В диалоге Коли Красоткина с Алешей налицо случай иронии. На первый взгляд сарказма как будто нет. Он был бы неуместен по отношению к тринадцатилетнему мальчугану. Тем не менее, приемы добродушного юмора таят в себе второй план диалога — не сразу заметный. В этом втором плане ирония переходит в сарказм. Понять саркастический смысл диалога можно, переходя к анализу третьего момента, характерного для этого разговора Алеши с самонадеянным мальчиком. Этот третий момент пародийность диалога.
Пародийность может быть стилистическая, психологическая и идеологическая. В данном случае мы имеем дело с идеологической пародией и отчасти с пародией психологической. В диалоге, о котором у нас идет речь, пародируются те общие места (loci topici), которые были характерны для фразеологии тогдашних вольнодумцев. Отсюда естественен у Достоевского переход от добродушной иронии к сарказму. Но этого мало — в дальнейшем я постараюсь показать, что пародийность этого диалога приурочивается к определенному лицу, при чем пародируется не само лицо, как Грановский или Тургенев в ‘Бесах, но лишь некоторые высказывания этого лица и психология, соответствующая этим высказываниям.

## [Задания]
[1] Пожалуйста, перепишите из текста о диалоге Красоткина с Алешей всё, начиная с «В диалоге Коли» и вниз до «момент пародийность диалога.».
[2] Какие виды пародийности перечислены в тексте о диалоге Красоткина с Алешей?

Данные об элементах и областях:
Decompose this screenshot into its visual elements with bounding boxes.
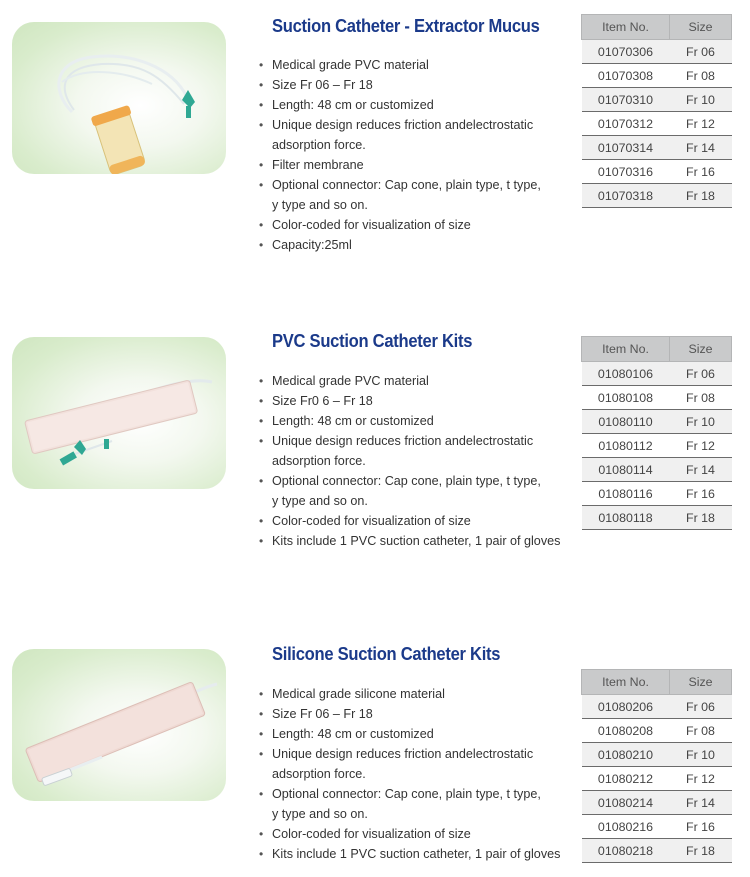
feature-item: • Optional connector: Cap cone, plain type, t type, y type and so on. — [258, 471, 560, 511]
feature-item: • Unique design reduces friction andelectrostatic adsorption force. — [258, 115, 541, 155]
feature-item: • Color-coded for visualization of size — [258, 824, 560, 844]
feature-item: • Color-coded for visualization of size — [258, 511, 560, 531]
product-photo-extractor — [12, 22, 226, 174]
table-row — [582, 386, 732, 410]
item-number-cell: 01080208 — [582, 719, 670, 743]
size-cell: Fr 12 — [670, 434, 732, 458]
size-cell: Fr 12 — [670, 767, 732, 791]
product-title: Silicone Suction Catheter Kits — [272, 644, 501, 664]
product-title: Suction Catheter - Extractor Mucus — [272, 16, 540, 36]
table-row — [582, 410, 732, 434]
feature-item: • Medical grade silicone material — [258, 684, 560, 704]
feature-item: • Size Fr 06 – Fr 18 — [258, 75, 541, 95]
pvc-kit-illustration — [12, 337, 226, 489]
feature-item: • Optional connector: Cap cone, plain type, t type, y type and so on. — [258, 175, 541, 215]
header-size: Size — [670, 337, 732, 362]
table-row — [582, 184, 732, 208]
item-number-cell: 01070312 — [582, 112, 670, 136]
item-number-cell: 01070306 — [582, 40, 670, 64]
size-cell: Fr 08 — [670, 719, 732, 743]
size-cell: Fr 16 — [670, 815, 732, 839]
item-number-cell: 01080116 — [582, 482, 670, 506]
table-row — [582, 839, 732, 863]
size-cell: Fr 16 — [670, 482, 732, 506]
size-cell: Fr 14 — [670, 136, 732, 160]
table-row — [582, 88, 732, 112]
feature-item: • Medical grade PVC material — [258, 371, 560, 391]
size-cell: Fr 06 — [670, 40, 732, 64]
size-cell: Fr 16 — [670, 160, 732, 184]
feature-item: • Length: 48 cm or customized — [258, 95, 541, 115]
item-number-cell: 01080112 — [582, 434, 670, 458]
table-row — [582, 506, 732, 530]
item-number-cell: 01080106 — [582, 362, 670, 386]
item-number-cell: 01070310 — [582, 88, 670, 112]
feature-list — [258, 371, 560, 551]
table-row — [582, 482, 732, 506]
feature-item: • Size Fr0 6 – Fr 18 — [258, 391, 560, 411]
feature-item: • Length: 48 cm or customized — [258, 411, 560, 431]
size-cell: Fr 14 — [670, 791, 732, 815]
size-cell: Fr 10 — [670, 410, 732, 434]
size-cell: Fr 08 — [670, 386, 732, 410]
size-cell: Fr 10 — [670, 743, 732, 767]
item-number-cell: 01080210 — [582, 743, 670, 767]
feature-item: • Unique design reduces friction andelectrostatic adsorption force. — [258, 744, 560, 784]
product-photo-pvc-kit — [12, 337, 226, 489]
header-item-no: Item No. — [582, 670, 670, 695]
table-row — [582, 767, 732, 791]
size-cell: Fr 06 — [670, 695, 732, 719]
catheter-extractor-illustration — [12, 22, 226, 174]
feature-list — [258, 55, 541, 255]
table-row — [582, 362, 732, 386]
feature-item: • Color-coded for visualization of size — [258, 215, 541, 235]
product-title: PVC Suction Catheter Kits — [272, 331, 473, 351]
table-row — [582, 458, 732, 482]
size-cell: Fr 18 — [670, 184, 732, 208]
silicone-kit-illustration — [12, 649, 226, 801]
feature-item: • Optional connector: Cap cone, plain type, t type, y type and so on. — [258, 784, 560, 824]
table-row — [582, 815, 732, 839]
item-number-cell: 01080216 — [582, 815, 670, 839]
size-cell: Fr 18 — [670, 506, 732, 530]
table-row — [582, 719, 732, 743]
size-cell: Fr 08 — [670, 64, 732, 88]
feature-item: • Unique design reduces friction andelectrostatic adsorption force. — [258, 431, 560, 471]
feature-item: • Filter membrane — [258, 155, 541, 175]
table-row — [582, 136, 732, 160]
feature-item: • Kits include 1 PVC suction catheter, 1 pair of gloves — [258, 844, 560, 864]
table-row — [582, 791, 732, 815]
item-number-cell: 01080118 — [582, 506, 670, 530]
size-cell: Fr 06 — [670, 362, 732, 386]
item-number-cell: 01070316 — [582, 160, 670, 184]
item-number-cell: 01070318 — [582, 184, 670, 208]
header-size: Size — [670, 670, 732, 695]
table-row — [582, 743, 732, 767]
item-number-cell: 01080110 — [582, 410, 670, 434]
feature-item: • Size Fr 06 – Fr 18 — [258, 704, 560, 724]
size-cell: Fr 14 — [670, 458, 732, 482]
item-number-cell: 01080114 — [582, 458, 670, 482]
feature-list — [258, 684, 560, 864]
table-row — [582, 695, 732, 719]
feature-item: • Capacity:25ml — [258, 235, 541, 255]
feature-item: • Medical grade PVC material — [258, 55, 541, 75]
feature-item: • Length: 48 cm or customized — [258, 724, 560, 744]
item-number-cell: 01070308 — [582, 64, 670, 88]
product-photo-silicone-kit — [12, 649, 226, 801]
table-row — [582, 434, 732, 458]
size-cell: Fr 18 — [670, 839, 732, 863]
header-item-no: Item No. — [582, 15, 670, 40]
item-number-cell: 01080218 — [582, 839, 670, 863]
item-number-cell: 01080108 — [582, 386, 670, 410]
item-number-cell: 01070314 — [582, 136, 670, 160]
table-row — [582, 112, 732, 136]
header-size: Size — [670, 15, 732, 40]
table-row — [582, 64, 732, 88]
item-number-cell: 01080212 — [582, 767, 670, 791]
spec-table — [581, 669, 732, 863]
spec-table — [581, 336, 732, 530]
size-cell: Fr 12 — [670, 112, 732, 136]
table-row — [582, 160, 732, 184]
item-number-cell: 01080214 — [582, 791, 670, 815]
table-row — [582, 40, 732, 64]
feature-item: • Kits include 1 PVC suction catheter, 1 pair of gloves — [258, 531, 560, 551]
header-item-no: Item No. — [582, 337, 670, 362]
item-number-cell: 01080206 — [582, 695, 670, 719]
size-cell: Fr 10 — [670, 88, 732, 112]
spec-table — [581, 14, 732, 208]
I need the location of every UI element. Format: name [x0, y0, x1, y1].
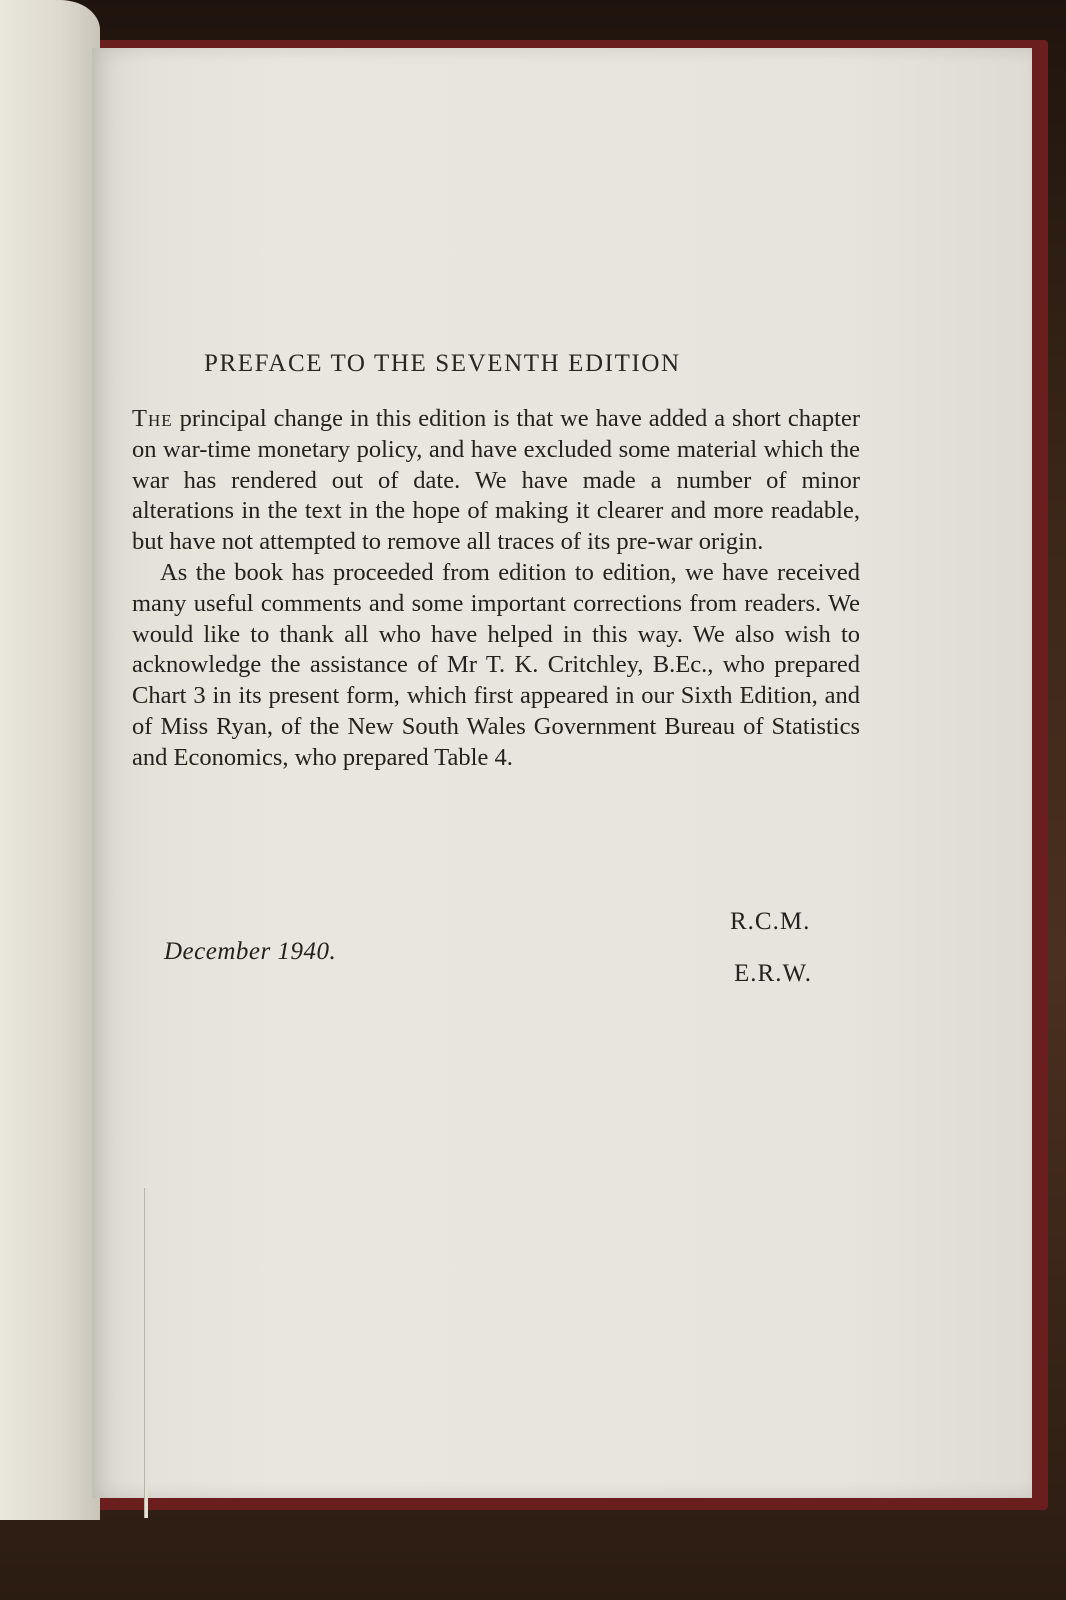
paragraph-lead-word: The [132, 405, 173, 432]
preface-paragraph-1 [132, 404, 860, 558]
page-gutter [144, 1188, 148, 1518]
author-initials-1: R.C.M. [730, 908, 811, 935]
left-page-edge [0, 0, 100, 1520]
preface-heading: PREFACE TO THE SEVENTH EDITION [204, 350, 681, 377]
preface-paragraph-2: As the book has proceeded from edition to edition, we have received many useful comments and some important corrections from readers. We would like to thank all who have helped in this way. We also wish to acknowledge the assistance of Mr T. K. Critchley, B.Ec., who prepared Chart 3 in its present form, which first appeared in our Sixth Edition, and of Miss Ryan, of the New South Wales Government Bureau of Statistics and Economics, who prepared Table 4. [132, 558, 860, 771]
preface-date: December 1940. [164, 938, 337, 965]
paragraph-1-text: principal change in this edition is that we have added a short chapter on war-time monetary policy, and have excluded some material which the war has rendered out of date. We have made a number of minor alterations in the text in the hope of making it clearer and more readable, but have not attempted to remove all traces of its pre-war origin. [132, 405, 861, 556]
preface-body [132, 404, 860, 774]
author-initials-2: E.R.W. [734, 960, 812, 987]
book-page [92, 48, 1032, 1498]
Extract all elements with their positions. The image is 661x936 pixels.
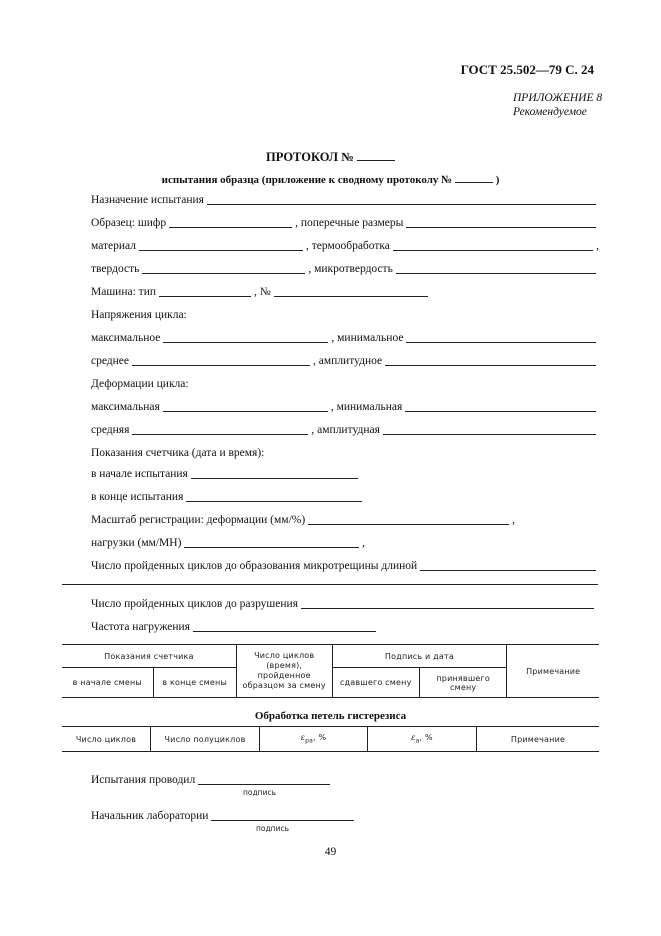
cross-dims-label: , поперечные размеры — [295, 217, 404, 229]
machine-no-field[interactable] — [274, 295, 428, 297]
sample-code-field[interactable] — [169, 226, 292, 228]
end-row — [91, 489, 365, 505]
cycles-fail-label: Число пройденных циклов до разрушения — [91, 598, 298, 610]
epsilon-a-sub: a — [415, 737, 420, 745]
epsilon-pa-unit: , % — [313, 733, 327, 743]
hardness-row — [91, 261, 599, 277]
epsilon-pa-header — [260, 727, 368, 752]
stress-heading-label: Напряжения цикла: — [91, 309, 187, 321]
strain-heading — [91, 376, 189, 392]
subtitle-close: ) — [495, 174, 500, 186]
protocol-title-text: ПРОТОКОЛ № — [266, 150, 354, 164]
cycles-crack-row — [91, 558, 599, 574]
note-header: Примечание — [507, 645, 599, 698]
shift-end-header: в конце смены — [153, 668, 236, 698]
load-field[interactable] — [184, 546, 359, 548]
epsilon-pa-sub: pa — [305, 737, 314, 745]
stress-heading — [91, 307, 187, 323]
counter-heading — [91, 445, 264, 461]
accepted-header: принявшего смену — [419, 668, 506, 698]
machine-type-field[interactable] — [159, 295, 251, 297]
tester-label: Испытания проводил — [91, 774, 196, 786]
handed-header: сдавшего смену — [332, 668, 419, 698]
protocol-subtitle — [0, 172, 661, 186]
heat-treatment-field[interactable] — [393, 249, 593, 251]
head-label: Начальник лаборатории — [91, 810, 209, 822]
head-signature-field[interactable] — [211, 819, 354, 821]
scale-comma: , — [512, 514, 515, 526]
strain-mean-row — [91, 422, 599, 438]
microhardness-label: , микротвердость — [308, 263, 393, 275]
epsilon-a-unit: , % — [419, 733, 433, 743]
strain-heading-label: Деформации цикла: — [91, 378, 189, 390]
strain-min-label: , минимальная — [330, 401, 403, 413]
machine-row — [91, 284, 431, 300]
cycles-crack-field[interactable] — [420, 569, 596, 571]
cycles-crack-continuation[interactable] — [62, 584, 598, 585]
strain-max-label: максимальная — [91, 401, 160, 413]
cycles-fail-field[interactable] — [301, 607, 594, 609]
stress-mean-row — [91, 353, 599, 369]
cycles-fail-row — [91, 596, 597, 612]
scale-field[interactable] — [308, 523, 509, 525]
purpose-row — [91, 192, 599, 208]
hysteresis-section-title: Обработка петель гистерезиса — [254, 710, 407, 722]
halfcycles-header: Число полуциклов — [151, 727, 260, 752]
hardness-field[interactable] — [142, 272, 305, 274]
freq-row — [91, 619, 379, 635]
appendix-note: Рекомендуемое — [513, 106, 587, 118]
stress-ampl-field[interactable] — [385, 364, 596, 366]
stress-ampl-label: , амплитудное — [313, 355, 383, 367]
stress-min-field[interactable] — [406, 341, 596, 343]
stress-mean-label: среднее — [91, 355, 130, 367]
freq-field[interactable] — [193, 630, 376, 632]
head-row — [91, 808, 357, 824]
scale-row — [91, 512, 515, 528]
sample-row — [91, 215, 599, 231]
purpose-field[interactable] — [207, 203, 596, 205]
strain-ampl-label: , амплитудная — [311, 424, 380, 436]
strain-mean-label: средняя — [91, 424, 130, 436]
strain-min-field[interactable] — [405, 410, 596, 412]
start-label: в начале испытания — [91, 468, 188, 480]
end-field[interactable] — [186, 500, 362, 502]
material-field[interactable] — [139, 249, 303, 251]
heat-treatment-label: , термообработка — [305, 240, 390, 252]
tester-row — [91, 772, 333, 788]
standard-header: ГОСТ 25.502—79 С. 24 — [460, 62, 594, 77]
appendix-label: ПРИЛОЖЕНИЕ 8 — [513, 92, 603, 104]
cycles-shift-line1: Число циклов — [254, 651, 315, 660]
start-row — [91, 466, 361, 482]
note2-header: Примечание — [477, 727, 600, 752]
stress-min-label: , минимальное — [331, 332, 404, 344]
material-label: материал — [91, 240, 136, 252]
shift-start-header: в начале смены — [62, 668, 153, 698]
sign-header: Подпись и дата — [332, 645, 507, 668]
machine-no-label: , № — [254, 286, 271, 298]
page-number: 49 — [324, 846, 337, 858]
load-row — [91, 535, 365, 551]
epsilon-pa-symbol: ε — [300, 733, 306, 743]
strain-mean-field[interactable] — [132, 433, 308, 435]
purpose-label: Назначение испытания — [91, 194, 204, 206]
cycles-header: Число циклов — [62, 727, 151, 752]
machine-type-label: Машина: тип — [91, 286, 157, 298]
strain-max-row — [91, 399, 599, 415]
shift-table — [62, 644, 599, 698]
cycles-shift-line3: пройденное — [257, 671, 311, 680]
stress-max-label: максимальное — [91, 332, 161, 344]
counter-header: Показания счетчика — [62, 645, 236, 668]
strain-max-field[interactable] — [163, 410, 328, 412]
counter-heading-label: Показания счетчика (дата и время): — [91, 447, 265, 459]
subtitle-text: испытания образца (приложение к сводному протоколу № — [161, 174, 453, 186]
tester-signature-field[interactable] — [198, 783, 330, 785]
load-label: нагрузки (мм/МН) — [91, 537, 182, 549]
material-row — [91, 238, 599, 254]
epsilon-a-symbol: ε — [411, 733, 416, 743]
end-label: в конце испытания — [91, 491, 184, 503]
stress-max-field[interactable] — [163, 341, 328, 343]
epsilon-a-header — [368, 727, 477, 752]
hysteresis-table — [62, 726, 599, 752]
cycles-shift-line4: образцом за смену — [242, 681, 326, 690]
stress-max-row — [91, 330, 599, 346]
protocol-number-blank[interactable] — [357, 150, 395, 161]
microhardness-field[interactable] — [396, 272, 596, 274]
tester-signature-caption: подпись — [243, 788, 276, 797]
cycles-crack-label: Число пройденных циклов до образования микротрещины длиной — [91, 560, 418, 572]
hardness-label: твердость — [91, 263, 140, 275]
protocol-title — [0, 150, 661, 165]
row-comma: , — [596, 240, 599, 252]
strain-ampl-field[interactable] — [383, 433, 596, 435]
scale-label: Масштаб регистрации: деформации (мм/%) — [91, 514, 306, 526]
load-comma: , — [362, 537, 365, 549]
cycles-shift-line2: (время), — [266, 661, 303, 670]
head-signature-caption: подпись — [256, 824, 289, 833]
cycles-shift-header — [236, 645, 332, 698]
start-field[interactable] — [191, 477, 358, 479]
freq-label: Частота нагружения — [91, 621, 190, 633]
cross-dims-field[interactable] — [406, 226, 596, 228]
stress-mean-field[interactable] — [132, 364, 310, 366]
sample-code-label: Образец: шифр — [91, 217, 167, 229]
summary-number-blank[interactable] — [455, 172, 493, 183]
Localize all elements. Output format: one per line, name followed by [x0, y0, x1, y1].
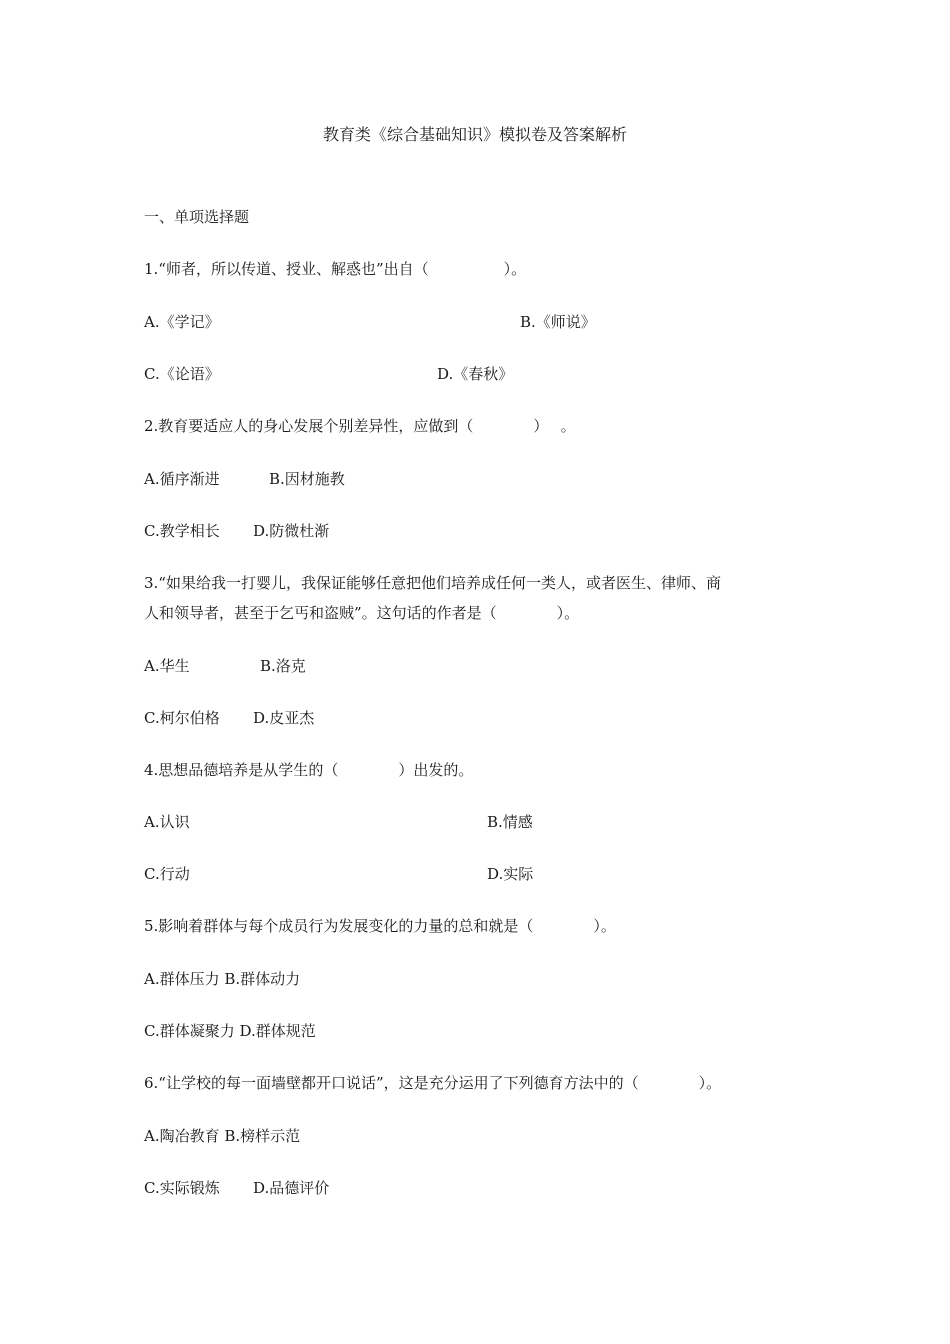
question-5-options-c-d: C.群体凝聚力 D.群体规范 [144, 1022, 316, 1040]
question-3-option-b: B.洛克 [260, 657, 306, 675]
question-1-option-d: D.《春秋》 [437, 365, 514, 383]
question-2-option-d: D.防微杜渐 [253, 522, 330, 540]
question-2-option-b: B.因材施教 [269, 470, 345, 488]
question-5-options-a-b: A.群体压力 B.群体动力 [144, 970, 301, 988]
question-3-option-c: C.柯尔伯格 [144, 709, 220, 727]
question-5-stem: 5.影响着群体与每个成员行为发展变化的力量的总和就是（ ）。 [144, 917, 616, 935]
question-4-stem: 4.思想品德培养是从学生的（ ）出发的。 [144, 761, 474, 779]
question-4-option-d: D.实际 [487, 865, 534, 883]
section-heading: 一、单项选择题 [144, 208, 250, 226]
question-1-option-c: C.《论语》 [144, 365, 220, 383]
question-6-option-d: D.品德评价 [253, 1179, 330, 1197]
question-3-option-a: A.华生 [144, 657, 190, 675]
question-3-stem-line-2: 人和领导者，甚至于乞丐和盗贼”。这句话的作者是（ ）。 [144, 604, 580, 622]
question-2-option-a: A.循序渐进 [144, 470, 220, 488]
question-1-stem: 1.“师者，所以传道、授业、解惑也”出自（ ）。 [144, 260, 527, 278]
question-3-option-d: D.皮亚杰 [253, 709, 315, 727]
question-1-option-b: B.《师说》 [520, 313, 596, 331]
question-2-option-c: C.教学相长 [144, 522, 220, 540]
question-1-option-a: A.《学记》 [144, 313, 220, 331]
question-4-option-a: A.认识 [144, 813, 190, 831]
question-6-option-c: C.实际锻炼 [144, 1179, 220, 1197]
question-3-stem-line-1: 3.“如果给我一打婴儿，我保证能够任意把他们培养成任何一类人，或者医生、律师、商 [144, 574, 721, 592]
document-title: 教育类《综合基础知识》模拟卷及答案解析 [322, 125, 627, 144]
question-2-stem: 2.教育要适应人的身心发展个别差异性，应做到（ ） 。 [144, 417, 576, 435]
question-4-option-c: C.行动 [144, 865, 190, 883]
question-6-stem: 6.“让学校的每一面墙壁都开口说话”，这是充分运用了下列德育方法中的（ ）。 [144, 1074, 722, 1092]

## [Ответы на задания]
[1]
В диалоге Коли Красоткина с Алешей налицо случай иронии. На первый взгляд сарказма как будто нет. Он был бы неуместен по отношению к тринадцатилетнему мальчугану. Тем не менее, приемы добродушного юмора таят в себе второй план диалога — не сразу заметный. В этом втором плане ирония переходит в сарказм. Понять саркастический смысл диалога можно, переходя к анализу третьего момента, характерного для этого разговора Алеши с самонадеянным мальчиком. Этот третий момент пародийность диалога.

[2] Стилистическая, психологическая и идеологическая.